- [Problem requirements]:
Take the entries below and print all of them exactly, please.

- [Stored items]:
-- Start --
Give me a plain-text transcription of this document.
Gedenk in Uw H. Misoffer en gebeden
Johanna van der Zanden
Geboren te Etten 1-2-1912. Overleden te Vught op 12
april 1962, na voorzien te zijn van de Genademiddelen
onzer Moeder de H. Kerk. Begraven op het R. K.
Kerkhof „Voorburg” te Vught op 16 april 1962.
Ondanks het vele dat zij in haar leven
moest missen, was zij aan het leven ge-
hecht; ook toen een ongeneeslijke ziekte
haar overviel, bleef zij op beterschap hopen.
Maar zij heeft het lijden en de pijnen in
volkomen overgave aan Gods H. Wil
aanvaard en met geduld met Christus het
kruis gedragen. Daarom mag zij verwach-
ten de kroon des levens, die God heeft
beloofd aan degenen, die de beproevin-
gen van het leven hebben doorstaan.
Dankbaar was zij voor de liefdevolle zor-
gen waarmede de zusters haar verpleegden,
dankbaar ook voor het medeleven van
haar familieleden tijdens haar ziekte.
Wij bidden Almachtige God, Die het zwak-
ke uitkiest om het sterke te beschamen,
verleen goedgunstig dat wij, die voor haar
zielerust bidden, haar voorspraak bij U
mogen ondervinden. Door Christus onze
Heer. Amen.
-- End --
- [Answer for the task]:
Give me a plain-text transcription of this document.
Gedenk in Uw H. Misoffer en gebeden
Johanna van der Zanden
Geboren te Etten 1-2-1912. Overleden te Vught op 12
april 1962, na voorzien te zijn van de Genademiddelen
onzer Moeder de H. Kerk. Begraven op het R. K.
Kerkhof „Voorburg” te Vught op 16 april 1962.
Ondanks het vele dat zij in haar leven
moest missen, was zij aan het leven ge-
hecht; ook toen een ongeneeslijke ziekte
haar overviel, bleef zij op beterschap hopen.
Maar zij heeft het lijden en de pijnen in
volkomen overgave aan Gods H. Wil
aanvaard en met geduld met Christus het
kruis gedragen. Daarom mag zij verwach-
ten de kroon des levens, die God heeft
beloofd aan degenen, die de beproevin-
gen van het leven hebben doorstaan.
Dankbaar was zij voor de liefdevolle zor-
gen waarmede de zusters haar verpleegden,
dankbaar ook voor het medeleven van
haar familieleden tijdens haar ziekte.
Wij bidden Almachtige God, Die het zwak-
ke uitkiest om het sterke te beschamen,
verleen goedgunstig dat wij, die voor haar
zielerust bidden, haar voorspraak bij U
mogen ondervinden. Door Christus onze
Heer. Amen.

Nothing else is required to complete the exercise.